Document page text data:

┌──

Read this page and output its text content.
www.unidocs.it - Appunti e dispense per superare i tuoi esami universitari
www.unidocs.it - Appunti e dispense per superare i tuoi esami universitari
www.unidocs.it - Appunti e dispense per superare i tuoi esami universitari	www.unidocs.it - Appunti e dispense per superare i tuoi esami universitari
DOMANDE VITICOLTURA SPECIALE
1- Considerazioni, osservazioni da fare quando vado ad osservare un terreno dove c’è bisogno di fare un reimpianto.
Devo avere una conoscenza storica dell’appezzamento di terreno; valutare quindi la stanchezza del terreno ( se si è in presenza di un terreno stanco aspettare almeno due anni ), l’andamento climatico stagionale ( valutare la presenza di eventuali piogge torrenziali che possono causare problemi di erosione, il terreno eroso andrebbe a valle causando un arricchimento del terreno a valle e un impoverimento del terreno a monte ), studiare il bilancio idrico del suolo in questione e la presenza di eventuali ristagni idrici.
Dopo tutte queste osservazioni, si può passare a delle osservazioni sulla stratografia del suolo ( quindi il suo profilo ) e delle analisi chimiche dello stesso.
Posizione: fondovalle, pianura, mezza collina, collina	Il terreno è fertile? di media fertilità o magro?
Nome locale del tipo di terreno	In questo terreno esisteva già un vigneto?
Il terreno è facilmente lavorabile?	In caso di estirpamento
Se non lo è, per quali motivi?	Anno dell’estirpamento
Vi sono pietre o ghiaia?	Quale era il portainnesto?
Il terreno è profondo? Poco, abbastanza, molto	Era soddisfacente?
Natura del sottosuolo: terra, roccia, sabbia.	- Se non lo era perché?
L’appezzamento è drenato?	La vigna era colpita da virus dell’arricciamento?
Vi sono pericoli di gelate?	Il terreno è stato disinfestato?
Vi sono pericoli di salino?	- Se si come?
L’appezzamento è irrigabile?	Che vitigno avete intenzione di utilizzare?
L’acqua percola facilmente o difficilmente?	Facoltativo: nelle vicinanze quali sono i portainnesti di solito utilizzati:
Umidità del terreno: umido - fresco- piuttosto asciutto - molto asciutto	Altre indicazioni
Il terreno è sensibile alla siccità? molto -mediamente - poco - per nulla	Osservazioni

└──

Problem to solve: Every line above that holds the word "pericoli" is to be found and copied.

The completed task:
Vi sono pericoli di gelate?	Il terreno è stato disinfestato?
Vi sono pericoli di salino?	- Se si come?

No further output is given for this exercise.